- **Set problem**
Seek out every line containing the word "Accumulated", and copy each.

START

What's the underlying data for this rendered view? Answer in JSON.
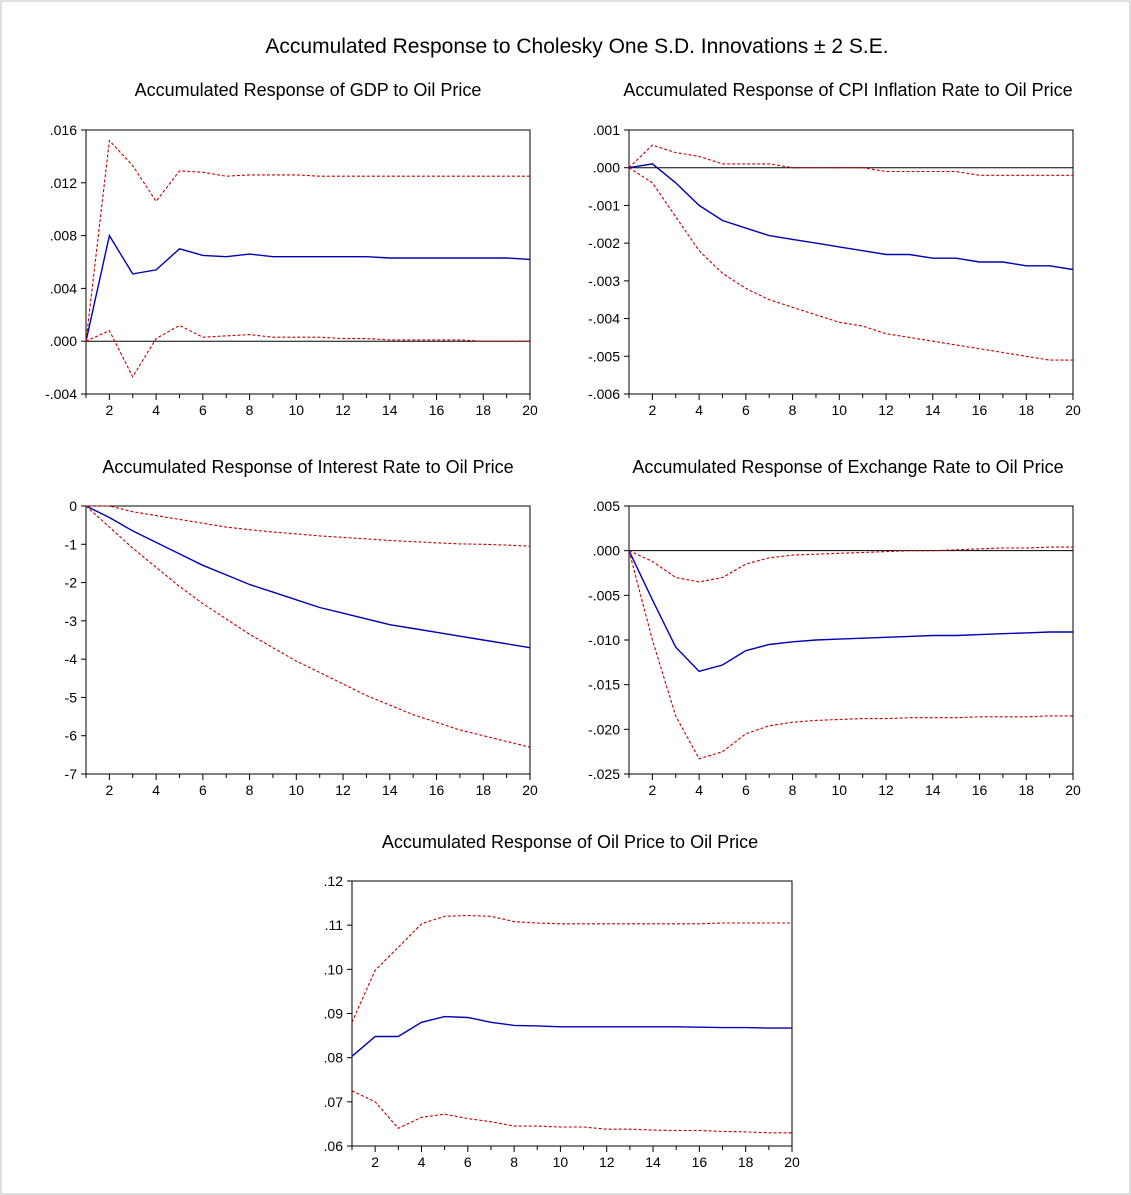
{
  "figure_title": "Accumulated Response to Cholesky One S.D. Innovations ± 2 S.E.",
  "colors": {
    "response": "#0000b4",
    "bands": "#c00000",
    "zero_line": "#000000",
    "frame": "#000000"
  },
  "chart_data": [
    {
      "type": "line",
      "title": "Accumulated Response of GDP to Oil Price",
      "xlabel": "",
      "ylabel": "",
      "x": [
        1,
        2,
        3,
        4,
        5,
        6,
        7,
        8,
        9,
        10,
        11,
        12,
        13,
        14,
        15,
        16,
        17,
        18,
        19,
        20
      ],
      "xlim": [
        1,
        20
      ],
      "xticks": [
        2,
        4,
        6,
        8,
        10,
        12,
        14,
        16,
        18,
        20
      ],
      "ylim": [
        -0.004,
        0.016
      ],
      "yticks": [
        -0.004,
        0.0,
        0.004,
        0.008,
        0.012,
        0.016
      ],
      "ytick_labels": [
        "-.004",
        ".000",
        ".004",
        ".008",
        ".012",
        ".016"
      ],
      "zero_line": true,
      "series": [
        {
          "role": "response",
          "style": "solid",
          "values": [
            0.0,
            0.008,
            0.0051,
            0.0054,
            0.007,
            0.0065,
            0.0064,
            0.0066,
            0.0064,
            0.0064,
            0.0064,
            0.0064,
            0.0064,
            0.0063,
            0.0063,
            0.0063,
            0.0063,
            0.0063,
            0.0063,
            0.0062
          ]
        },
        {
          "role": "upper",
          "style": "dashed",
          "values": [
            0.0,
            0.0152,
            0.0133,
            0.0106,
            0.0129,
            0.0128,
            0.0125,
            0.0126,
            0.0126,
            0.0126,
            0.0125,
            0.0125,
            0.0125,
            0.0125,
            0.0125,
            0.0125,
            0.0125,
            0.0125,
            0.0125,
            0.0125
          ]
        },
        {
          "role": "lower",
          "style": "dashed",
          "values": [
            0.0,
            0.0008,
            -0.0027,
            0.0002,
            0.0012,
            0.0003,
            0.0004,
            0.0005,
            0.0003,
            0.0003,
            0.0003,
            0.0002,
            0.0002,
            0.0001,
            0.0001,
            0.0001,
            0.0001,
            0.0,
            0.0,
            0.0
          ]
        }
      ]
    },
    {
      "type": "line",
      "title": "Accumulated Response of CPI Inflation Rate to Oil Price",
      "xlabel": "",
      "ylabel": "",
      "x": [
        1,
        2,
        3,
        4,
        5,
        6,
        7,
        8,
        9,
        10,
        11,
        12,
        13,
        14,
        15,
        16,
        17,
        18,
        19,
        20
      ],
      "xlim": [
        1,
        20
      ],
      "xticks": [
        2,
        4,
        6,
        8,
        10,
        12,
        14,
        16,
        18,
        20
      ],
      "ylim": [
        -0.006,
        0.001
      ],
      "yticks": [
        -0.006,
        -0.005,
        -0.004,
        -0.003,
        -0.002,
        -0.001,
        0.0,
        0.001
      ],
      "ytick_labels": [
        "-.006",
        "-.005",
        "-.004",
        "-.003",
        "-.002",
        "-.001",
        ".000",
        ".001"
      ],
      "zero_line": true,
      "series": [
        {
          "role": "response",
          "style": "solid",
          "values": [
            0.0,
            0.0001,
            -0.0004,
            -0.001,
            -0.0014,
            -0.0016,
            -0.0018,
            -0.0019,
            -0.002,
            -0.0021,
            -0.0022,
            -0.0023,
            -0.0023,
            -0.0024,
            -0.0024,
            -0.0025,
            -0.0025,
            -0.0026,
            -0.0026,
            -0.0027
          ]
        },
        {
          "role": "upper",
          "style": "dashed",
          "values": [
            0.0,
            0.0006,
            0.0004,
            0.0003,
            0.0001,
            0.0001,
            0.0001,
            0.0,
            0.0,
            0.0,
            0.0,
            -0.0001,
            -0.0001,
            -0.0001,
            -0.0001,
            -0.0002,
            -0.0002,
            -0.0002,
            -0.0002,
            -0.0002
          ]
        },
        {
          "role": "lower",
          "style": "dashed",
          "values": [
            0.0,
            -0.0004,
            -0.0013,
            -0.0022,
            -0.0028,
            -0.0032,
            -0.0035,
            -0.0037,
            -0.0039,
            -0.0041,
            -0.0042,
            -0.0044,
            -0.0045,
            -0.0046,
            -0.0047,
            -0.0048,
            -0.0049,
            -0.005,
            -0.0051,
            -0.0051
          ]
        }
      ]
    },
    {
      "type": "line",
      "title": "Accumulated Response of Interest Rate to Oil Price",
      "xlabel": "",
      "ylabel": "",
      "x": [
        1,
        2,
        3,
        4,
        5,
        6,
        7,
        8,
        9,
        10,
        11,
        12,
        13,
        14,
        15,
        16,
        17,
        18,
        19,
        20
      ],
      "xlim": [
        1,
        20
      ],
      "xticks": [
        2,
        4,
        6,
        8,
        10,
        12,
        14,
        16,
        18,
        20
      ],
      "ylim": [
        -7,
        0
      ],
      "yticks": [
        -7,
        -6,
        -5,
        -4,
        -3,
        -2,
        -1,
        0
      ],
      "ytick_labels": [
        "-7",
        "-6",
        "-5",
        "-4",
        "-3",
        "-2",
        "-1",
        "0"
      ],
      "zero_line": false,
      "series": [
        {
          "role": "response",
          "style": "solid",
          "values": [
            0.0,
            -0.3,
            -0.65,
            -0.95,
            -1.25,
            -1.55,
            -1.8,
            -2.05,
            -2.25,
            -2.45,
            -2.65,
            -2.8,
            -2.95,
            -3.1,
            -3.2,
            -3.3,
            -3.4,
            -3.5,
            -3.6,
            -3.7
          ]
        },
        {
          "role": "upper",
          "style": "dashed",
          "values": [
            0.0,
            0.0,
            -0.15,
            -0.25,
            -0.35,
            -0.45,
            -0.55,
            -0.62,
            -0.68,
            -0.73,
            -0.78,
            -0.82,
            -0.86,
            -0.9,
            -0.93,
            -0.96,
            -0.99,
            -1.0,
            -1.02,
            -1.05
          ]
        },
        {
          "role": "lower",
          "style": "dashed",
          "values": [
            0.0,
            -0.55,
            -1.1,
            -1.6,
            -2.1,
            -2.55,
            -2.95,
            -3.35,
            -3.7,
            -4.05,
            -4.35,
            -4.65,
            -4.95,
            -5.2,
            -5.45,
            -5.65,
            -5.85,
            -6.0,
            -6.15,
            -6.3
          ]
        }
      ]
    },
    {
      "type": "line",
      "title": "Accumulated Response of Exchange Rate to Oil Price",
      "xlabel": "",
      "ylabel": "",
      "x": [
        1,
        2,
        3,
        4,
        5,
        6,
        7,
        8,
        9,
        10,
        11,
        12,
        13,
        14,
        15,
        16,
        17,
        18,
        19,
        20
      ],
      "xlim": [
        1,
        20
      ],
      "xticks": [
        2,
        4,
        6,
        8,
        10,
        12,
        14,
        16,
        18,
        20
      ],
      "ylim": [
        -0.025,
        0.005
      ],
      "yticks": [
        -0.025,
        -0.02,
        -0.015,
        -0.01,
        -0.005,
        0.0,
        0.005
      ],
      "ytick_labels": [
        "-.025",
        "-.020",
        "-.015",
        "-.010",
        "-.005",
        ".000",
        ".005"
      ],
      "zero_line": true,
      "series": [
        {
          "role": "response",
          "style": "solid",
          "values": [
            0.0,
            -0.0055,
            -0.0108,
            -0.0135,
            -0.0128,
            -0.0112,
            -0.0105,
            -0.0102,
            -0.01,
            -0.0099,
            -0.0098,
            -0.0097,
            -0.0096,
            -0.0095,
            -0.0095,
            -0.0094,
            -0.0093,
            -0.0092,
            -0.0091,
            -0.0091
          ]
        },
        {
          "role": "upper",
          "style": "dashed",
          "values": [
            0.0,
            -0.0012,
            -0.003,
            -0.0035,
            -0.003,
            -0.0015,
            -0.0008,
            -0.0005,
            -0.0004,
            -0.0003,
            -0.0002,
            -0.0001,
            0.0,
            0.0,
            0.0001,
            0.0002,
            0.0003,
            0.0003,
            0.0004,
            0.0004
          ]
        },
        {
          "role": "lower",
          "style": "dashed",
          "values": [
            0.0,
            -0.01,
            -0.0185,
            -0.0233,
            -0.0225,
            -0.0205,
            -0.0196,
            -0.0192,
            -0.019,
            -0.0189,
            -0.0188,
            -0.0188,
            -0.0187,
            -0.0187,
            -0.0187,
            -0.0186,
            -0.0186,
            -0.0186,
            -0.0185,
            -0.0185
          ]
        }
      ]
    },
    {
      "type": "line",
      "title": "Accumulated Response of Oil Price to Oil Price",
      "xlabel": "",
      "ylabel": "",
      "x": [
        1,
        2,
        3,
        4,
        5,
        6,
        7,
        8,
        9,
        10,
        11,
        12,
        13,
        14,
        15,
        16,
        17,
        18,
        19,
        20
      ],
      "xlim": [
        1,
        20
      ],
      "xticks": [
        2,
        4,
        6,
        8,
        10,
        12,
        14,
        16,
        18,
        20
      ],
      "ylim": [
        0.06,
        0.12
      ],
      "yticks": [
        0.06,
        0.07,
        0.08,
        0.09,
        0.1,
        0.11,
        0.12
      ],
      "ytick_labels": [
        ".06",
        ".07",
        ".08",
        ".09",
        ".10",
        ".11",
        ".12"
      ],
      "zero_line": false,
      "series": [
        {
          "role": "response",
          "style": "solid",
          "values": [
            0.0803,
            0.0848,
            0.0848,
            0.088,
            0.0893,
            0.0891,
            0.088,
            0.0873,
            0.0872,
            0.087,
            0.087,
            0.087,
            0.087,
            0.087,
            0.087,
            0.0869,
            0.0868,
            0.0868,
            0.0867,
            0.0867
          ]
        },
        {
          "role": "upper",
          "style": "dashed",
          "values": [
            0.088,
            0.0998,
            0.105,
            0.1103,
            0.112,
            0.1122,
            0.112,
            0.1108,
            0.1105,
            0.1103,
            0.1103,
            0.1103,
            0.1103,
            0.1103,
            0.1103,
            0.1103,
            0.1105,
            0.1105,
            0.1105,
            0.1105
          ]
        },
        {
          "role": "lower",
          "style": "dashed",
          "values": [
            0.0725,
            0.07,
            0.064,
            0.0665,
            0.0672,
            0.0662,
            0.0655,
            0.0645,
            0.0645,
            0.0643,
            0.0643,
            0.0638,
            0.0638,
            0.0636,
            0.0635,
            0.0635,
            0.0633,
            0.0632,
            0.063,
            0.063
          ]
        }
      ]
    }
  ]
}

END

- **Complete response**
  "figure_title": "Accumulated Response to Cholesky One S.D. Innovations ± 2 S.E.",
      "title": "Accumulated Response of GDP to Oil Price",
      "title": "Accumulated Response of CPI Inflation Rate to Oil Price",
      "title": "Accumulated Response of Interest Rate to Oil Price",
      "title": "Accumulated Response of Exchange Rate to Oil Price",
      "title": "Accumulated Response of Oil Price to Oil Price",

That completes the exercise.